● **WRITTEN TASK**: Search the records for the word "Countries" and report each line that has it.

>> START RECORDS FOR THE EXERCISE

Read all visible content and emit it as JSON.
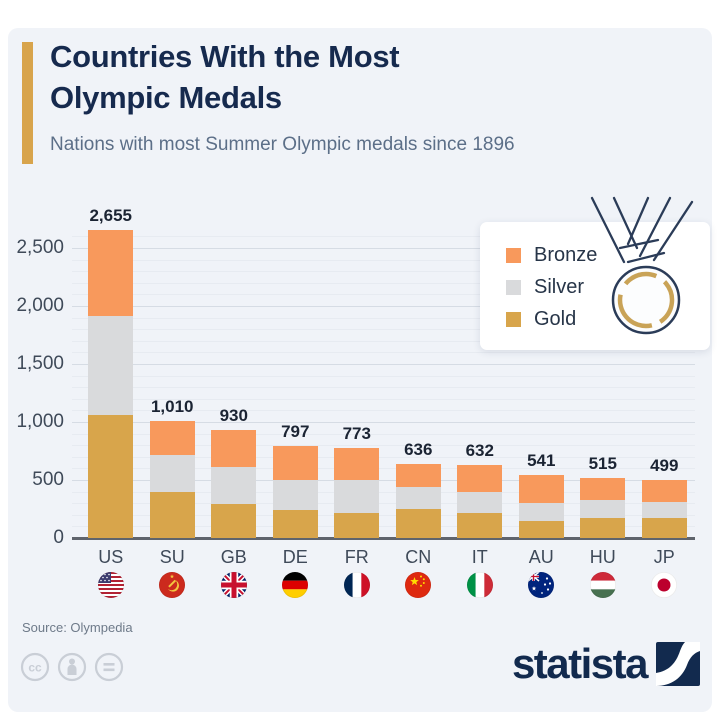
{
  "header": {
    "title_line1": "Countries With the Most",
    "title_line2": "Olympic Medals",
    "subtitle": "Nations with most Summer Olympic medals since 1896"
  },
  "chart_data": {
    "type": "bar",
    "stacked": true,
    "title": "Countries With the Most Olympic Medals",
    "xlabel": "",
    "ylabel": "",
    "grid": true,
    "legend_position": "top-right",
    "categories": [
      "US",
      "SU",
      "GB",
      "DE",
      "FR",
      "CN",
      "IT",
      "AU",
      "HU",
      "JP"
    ],
    "flag_codes": [
      "us",
      "su",
      "gb",
      "de",
      "fr",
      "cn",
      "it",
      "au",
      "hu",
      "jp"
    ],
    "flag_icons": [
      "flag-us-icon",
      "flag-su-icon",
      "flag-gb-icon",
      "flag-de-icon",
      "flag-fr-icon",
      "flag-cn-icon",
      "flag-it-icon",
      "flag-au-icon",
      "flag-hu-icon",
      "flag-jp-icon"
    ],
    "series": [
      {
        "name": "Gold",
        "values": [
          1065,
          395,
          296,
          240,
          215,
          248,
          212,
          150,
          175,
          170
        ]
      },
      {
        "name": "Silver",
        "values": [
          849,
          319,
          316,
          260,
          285,
          195,
          185,
          152,
          155,
          142
        ]
      },
      {
        "name": "Bronze",
        "values": [
          741,
          296,
          318,
          297,
          273,
          193,
          235,
          239,
          185,
          187
        ]
      }
    ],
    "totals": [
      2655,
      1010,
      930,
      797,
      773,
      636,
      632,
      541,
      515,
      499
    ],
    "total_labels": [
      "2,655",
      "1,010",
      "930",
      "797",
      "773",
      "636",
      "632",
      "541",
      "515",
      "499"
    ],
    "y_ticks": [
      {
        "value": 0,
        "label": "0"
      },
      {
        "value": 500,
        "label": "500"
      },
      {
        "value": 1000,
        "label": "1,000"
      },
      {
        "value": 1500,
        "label": "1,500"
      },
      {
        "value": 2000,
        "label": "2,000"
      },
      {
        "value": 2500,
        "label": "2,500"
      }
    ],
    "ylim": [
      0,
      2672
    ],
    "minor_grid_step": 100,
    "major_grid_step": 500
  },
  "legend": {
    "items": [
      {
        "label": "Bronze",
        "color": "#f8995c"
      },
      {
        "label": "Silver",
        "color": "#d9dadc"
      },
      {
        "label": "Gold",
        "color": "#d8a54b"
      }
    ]
  },
  "footer": {
    "source": "Source: Olympedia",
    "brand": "statista",
    "icons": [
      "cc-license-icon",
      "cc-attribution-icon",
      "cc-equal-icon",
      "statista-logo-icon"
    ]
  },
  "colors": {
    "bronze": "#f8995c",
    "silver": "#d9dadc",
    "gold": "#d8a54b",
    "panel_bg": "#f0f3f8",
    "title": "#162a4e",
    "subtitle": "#5c6f88",
    "accent_bar": "#d8a44c",
    "grid_major": "#d6dce4",
    "grid_minor": "#e7ebf1",
    "axis": "#5f646c",
    "tick_label": "#3f4a59",
    "value_label": "#1b2433",
    "category_label": "#3f4a59",
    "legend_text": "#273548",
    "source_text": "#6e7a89",
    "brand_navy": "#122a4e",
    "medal_outline": "#2b3c58",
    "medal_gold": "#c9a357"
  }
}
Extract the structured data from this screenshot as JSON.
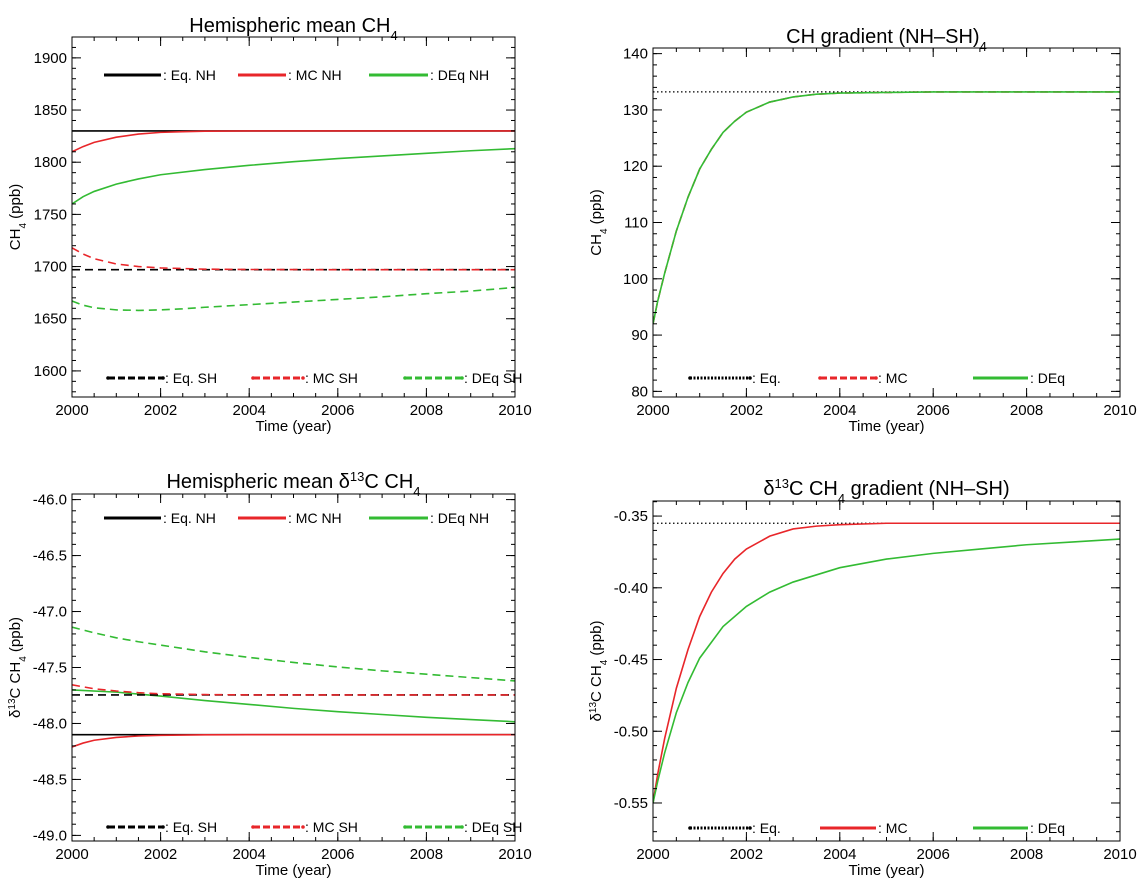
{
  "colors": {
    "eq": "#000000",
    "mc": "#e8262a",
    "deq": "#33bb33"
  },
  "chart_data": [
    {
      "type": "line",
      "title": "Hemispheric mean CH",
      "title_sub": "4",
      "xlabel": "Time (year)",
      "ylabel": "CH",
      "ylabel_sub": "4",
      "ylabel_tail": " (ppb)",
      "xlim": [
        2000,
        2010
      ],
      "ylim": [
        1575,
        1920
      ],
      "xticks": [
        2000,
        2002,
        2004,
        2006,
        2008,
        2010
      ],
      "xtick_labels": [
        "2000",
        "2002",
        "2004",
        "2006",
        "2008",
        "2010"
      ],
      "yticks": [
        1600,
        1650,
        1700,
        1750,
        1800,
        1850,
        1900
      ],
      "ytick_labels": [
        "1600",
        "1650",
        "1700",
        "1750",
        "1800",
        "1850",
        "1900"
      ],
      "series": [
        {
          "name": ": Eq. NH",
          "color": "eq",
          "dash": "solid",
          "x": [
            2000,
            2010
          ],
          "y": [
            1830,
            1830
          ]
        },
        {
          "name": ": MC NH",
          "color": "mc",
          "dash": "solid",
          "x": [
            2000,
            2000.25,
            2000.5,
            2001,
            2001.5,
            2002,
            2002.5,
            2003,
            2004,
            2005,
            2006,
            2008,
            2010
          ],
          "y": [
            1810,
            1815,
            1819,
            1824,
            1827,
            1828.6,
            1829.3,
            1829.7,
            1830,
            1830,
            1830,
            1830,
            1830
          ]
        },
        {
          "name": ": DEq NH",
          "color": "deq",
          "dash": "solid",
          "x": [
            2000,
            2000.25,
            2000.5,
            2001,
            2001.5,
            2002,
            2003,
            2004,
            2005,
            2006,
            2007,
            2008,
            2009,
            2010
          ],
          "y": [
            1760,
            1767,
            1772,
            1779,
            1784,
            1788,
            1793,
            1797,
            1800.5,
            1803.5,
            1806,
            1808.5,
            1811,
            1813
          ]
        },
        {
          "name": ": Eq. SH",
          "color": "eq",
          "dash": "dashed",
          "x": [
            2000,
            2010
          ],
          "y": [
            1697,
            1697
          ]
        },
        {
          "name": ": MC SH",
          "color": "mc",
          "dash": "dashed",
          "x": [
            2000,
            2000.25,
            2000.5,
            2001,
            2001.5,
            2002,
            2003,
            2004,
            2006,
            2008,
            2010
          ],
          "y": [
            1718,
            1712,
            1707.5,
            1702.5,
            1700,
            1698.7,
            1697.5,
            1697.2,
            1697,
            1697,
            1697
          ]
        },
        {
          "name": ": DEq SH",
          "color": "deq",
          "dash": "dashed",
          "x": [
            2000,
            2000.25,
            2000.5,
            2001,
            2001.5,
            2002,
            2002.5,
            2003,
            2004,
            2005,
            2006,
            2007,
            2008,
            2009,
            2010
          ],
          "y": [
            1667,
            1663,
            1660.5,
            1658.5,
            1658,
            1658.5,
            1659.5,
            1661,
            1663.5,
            1666,
            1668.5,
            1671,
            1674,
            1676.5,
            1680
          ]
        }
      ],
      "legend": "top and bottom rows"
    },
    {
      "type": "line",
      "title": "CH",
      "title_sub": "4",
      "title_tail": " gradient (NH–SH)",
      "xlabel": "Time (year)",
      "ylabel": "CH",
      "ylabel_sub": "4",
      "ylabel_tail": " (ppb)",
      "xlim": [
        2000,
        2010
      ],
      "ylim": [
        79,
        141
      ],
      "xticks": [
        2000,
        2002,
        2004,
        2006,
        2008,
        2010
      ],
      "xtick_labels": [
        "2000",
        "2002",
        "2004",
        "2006",
        "2008",
        "2010"
      ],
      "yticks": [
        80,
        90,
        100,
        110,
        120,
        130,
        140
      ],
      "ytick_labels": [
        "80",
        "90",
        "100",
        "110",
        "120",
        "130",
        "140"
      ],
      "series": [
        {
          "name": ": Eq.",
          "color": "eq",
          "dash": "dotted",
          "x": [
            2000,
            2010
          ],
          "y": [
            133.2,
            133.2
          ]
        },
        {
          "name": ": MC",
          "color": "mc",
          "dash": "dashed",
          "x": [
            2000,
            2000.1,
            2000.25,
            2000.5,
            2000.75,
            2001,
            2001.25,
            2001.5,
            2001.75,
            2002,
            2002.5,
            2003,
            2003.5,
            2004,
            2005,
            2006,
            2008,
            2010
          ],
          "y": [
            92,
            96,
            101,
            108.5,
            114.5,
            119.5,
            123,
            126,
            128,
            129.6,
            131.4,
            132.3,
            132.8,
            133,
            133.1,
            133.2,
            133.2,
            133.2
          ]
        },
        {
          "name": ": DEq",
          "color": "deq",
          "dash": "solid",
          "x": [
            2000,
            2000.1,
            2000.25,
            2000.5,
            2000.75,
            2001,
            2001.25,
            2001.5,
            2001.75,
            2002,
            2002.5,
            2003,
            2003.5,
            2004,
            2005,
            2006,
            2008,
            2010
          ],
          "y": [
            92,
            96,
            101,
            108.5,
            114.5,
            119.5,
            123,
            126,
            128,
            129.6,
            131.4,
            132.3,
            132.8,
            133,
            133.1,
            133.2,
            133.2,
            133.2
          ]
        }
      ],
      "legend": "bottom row"
    },
    {
      "type": "line",
      "title": "Hemispheric mean δ",
      "title_sup": "13",
      "title_tail": "C CH",
      "title_sub": "4",
      "xlabel": "Time (year)",
      "ylabel": "δ",
      "ylabel_sup": "13",
      "ylabel_mid": "C CH",
      "ylabel_sub": "4",
      "ylabel_tail": " (ppb)",
      "xlim": [
        2000,
        2010
      ],
      "ylim": [
        -49.05,
        -45.95
      ],
      "xticks": [
        2000,
        2002,
        2004,
        2006,
        2008,
        2010
      ],
      "xtick_labels": [
        "2000",
        "2002",
        "2004",
        "2006",
        "2008",
        "2010"
      ],
      "yticks": [
        -49,
        -48.5,
        -48,
        -47.5,
        -47,
        -46.5,
        -46
      ],
      "ytick_labels": [
        "-49.0",
        "-48.5",
        "-48.0",
        "-47.5",
        "-47.0",
        "-46.5",
        "-46.0"
      ],
      "series": [
        {
          "name": ": Eq. NH",
          "color": "eq",
          "dash": "solid",
          "x": [
            2000,
            2010
          ],
          "y": [
            -48.1,
            -48.1
          ]
        },
        {
          "name": ": MC NH",
          "color": "mc",
          "dash": "solid",
          "x": [
            2000,
            2000.25,
            2000.5,
            2001,
            2001.5,
            2002,
            2003,
            2004,
            2006,
            2008,
            2010
          ],
          "y": [
            -48.21,
            -48.175,
            -48.15,
            -48.125,
            -48.112,
            -48.106,
            -48.101,
            -48.1,
            -48.1,
            -48.1,
            -48.1
          ]
        },
        {
          "name": ": DEq NH",
          "color": "deq",
          "dash": "solid",
          "x": [
            2000,
            2001,
            2002,
            2003,
            2004,
            2005,
            2006,
            2007,
            2008,
            2009,
            2010
          ],
          "y": [
            -47.7,
            -47.72,
            -47.755,
            -47.795,
            -47.83,
            -47.865,
            -47.895,
            -47.92,
            -47.945,
            -47.965,
            -47.985
          ]
        },
        {
          "name": ": Eq. SH",
          "color": "eq",
          "dash": "dashed",
          "x": [
            2000,
            2010
          ],
          "y": [
            -47.745,
            -47.745
          ]
        },
        {
          "name": ": MC SH",
          "color": "mc",
          "dash": "dashed",
          "x": [
            2000,
            2000.5,
            2001,
            2001.5,
            2002,
            2003,
            2004,
            2006,
            2008,
            2010
          ],
          "y": [
            -47.655,
            -47.69,
            -47.71,
            -47.725,
            -47.735,
            -47.742,
            -47.745,
            -47.745,
            -47.745,
            -47.745
          ]
        },
        {
          "name": ": DEq SH",
          "color": "deq",
          "dash": "dashed",
          "x": [
            2000,
            2000.5,
            2001,
            2001.5,
            2002,
            2003,
            2004,
            2005,
            2006,
            2007,
            2008,
            2009,
            2010
          ],
          "y": [
            -47.14,
            -47.19,
            -47.235,
            -47.27,
            -47.3,
            -47.36,
            -47.41,
            -47.455,
            -47.495,
            -47.53,
            -47.56,
            -47.59,
            -47.62
          ]
        }
      ],
      "legend": "top and bottom rows"
    },
    {
      "type": "line",
      "title": "δ",
      "title_sup": "13",
      "title_tail": "C CH",
      "title_sub": "4",
      "title_tail2": " gradient (NH–SH)",
      "xlabel": "Time (year)",
      "ylabel": "δ",
      "ylabel_sup": "13",
      "ylabel_mid": "C CH",
      "ylabel_sub": "4",
      "ylabel_tail": " (ppb)",
      "xlim": [
        2000,
        2010
      ],
      "ylim": [
        -0.5765,
        -0.3395
      ],
      "xticks": [
        2000,
        2002,
        2004,
        2006,
        2008,
        2010
      ],
      "xtick_labels": [
        "2000",
        "2002",
        "2004",
        "2006",
        "2008",
        "2010"
      ],
      "yticks": [
        -0.55,
        -0.5,
        -0.45,
        -0.4,
        -0.35
      ],
      "ytick_labels": [
        "-0.55",
        "-0.50",
        "-0.45",
        "-0.40",
        "-0.35"
      ],
      "series": [
        {
          "name": ": Eq.",
          "color": "eq",
          "dash": "dotted",
          "x": [
            2000,
            2010
          ],
          "y": [
            -0.355,
            -0.355
          ]
        },
        {
          "name": ": MC",
          "color": "mc",
          "dash": "solid",
          "x": [
            2000,
            2000.1,
            2000.25,
            2000.5,
            2000.75,
            2001,
            2001.25,
            2001.5,
            2001.75,
            2002,
            2002.5,
            2003,
            2003.5,
            2004,
            2005,
            2006,
            2008,
            2010
          ],
          "y": [
            -0.55,
            -0.53,
            -0.505,
            -0.47,
            -0.443,
            -0.42,
            -0.403,
            -0.39,
            -0.38,
            -0.373,
            -0.364,
            -0.359,
            -0.357,
            -0.356,
            -0.355,
            -0.355,
            -0.355,
            -0.355
          ]
        },
        {
          "name": ": DEq",
          "color": "deq",
          "dash": "solid",
          "x": [
            2000,
            2000.1,
            2000.25,
            2000.5,
            2000.75,
            2001,
            2001.5,
            2002,
            2002.5,
            2003,
            2004,
            2005,
            2006,
            2007,
            2008,
            2009,
            2010
          ],
          "y": [
            -0.55,
            -0.535,
            -0.515,
            -0.487,
            -0.466,
            -0.449,
            -0.427,
            -0.413,
            -0.403,
            -0.396,
            -0.386,
            -0.38,
            -0.376,
            -0.373,
            -0.37,
            -0.368,
            -0.366
          ]
        }
      ],
      "legend": "bottom row"
    }
  ]
}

>> END RECORDS FOR THE EXERCISE

● **EXERCISE ANSWER**:
    "title_line1": "Countries With the Most",
    "title": "Countries With the Most Olympic Medals",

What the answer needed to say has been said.